Work to do:
Only the lines from the one with "Give me the" to the last line belong in your answer; write them out exactly and drop the pictures.
▬▬▬▬▬▬
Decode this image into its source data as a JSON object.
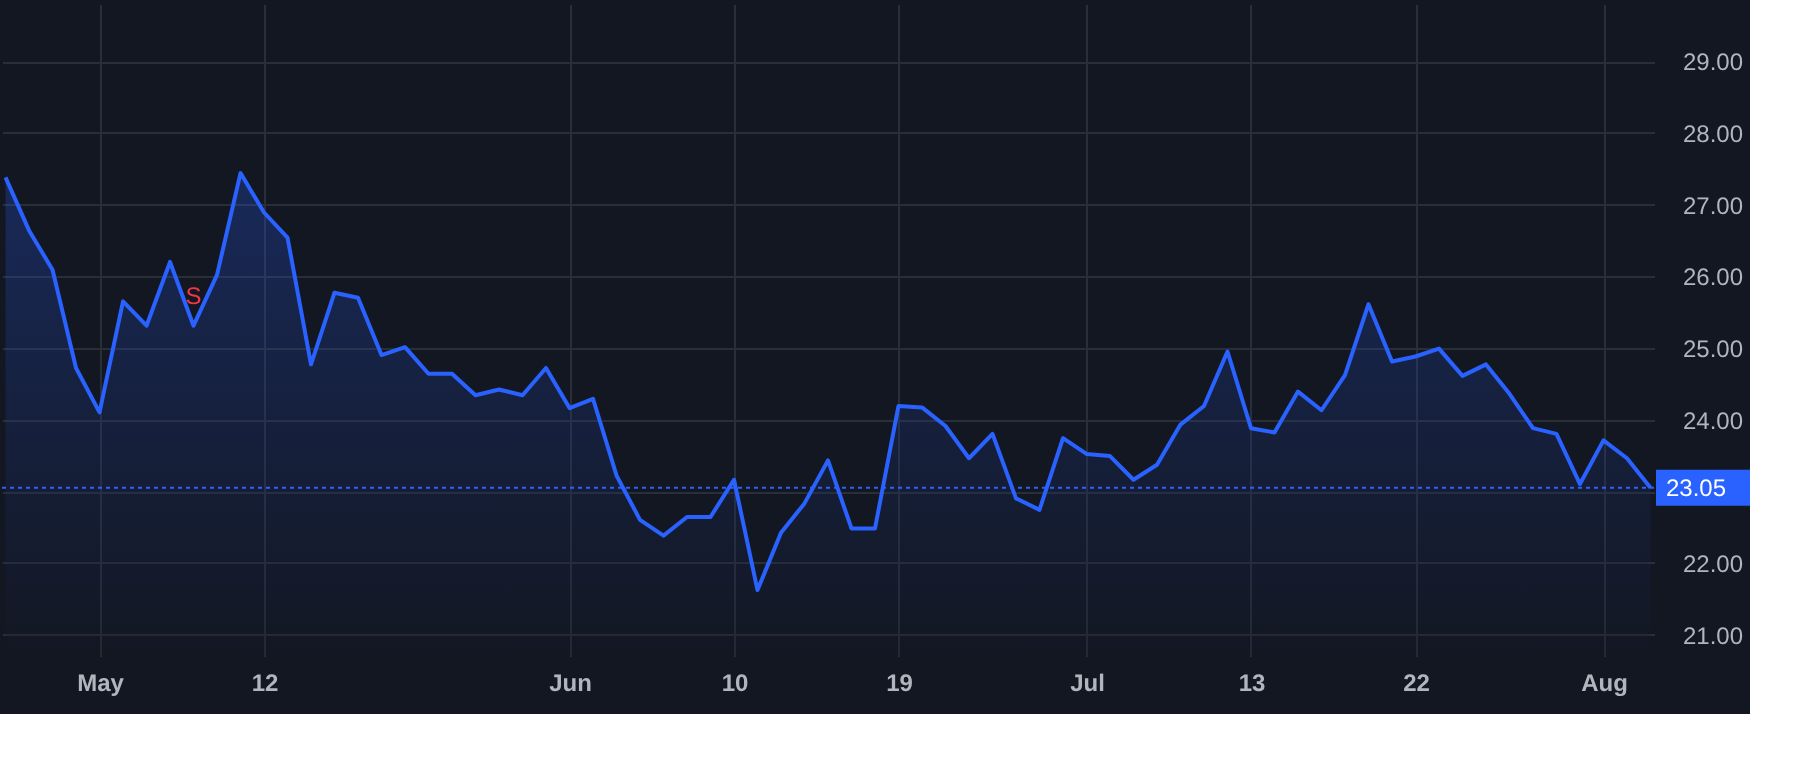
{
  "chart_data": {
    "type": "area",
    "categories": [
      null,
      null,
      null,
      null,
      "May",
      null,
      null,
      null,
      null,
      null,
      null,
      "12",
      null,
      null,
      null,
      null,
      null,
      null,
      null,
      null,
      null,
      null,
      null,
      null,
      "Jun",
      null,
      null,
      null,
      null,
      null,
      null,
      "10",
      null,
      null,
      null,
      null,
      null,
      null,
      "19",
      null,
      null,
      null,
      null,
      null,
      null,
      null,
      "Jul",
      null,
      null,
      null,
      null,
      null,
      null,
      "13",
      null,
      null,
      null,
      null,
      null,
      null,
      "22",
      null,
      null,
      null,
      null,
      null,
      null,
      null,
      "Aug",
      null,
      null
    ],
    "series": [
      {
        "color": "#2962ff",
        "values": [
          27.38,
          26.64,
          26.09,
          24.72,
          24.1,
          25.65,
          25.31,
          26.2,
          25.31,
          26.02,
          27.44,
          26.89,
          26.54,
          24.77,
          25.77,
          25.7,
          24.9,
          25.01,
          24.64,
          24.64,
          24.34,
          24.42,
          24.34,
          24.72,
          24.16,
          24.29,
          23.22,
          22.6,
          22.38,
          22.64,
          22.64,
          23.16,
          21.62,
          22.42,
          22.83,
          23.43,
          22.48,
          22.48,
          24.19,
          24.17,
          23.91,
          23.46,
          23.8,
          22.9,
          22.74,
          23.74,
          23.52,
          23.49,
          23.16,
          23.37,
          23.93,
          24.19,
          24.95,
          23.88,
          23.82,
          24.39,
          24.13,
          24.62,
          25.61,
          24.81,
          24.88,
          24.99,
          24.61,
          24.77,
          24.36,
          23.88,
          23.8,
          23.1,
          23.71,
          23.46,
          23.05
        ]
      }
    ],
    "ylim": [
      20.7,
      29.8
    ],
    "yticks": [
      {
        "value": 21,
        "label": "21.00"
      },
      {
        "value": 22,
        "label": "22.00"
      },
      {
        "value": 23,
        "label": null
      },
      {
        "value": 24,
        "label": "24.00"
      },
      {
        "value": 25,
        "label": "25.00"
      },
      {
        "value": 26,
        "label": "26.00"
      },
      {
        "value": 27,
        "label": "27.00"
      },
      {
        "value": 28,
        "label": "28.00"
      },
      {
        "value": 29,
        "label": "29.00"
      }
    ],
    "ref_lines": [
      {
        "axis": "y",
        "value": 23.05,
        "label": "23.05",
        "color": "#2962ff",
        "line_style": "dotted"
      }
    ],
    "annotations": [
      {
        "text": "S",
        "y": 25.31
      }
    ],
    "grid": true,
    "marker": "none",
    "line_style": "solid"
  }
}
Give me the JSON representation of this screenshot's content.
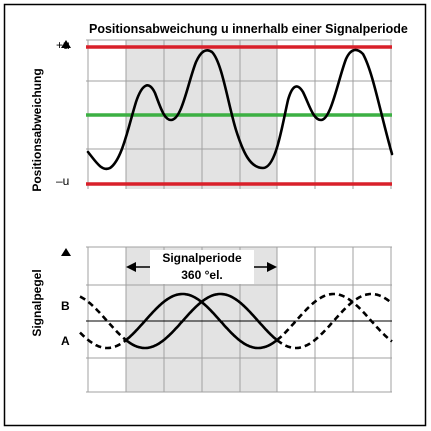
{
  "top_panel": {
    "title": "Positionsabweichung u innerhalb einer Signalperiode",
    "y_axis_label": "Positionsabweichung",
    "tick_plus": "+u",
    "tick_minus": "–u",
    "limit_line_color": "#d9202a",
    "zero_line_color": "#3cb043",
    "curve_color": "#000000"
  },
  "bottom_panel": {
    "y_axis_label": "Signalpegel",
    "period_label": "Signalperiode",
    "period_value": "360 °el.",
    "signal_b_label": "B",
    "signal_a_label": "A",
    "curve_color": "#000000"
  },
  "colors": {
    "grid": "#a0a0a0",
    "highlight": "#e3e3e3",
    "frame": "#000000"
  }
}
▬▬▬▬▬▬
Response below:
Give me the JSON representation of this screenshot's content.
{
  "top_panel": {
    "title": "Positionsabweichung u innerhalb einer Signalperiode",
    "y_axis_label": "Positionsabweichung",
    "tick_plus": "+u",
    "tick_minus": "–u",
    "limit_line_color": "#d9202a",
    "zero_line_color": "#3cb043",
    "curve_color": "#000000"
  },
  "bottom_panel": {
    "y_axis_label": "Signalpegel",
    "period_label": "Signalperiode",
    "period_value": "360 °el.",
    "signal_b_label": "B",
    "signal_a_label": "A",
    "curve_color": "#000000"
  },
  "colors": {
    "grid": "#a0a0a0",
    "highlight": "#e3e3e3",
    "frame": "#000000"
  }
}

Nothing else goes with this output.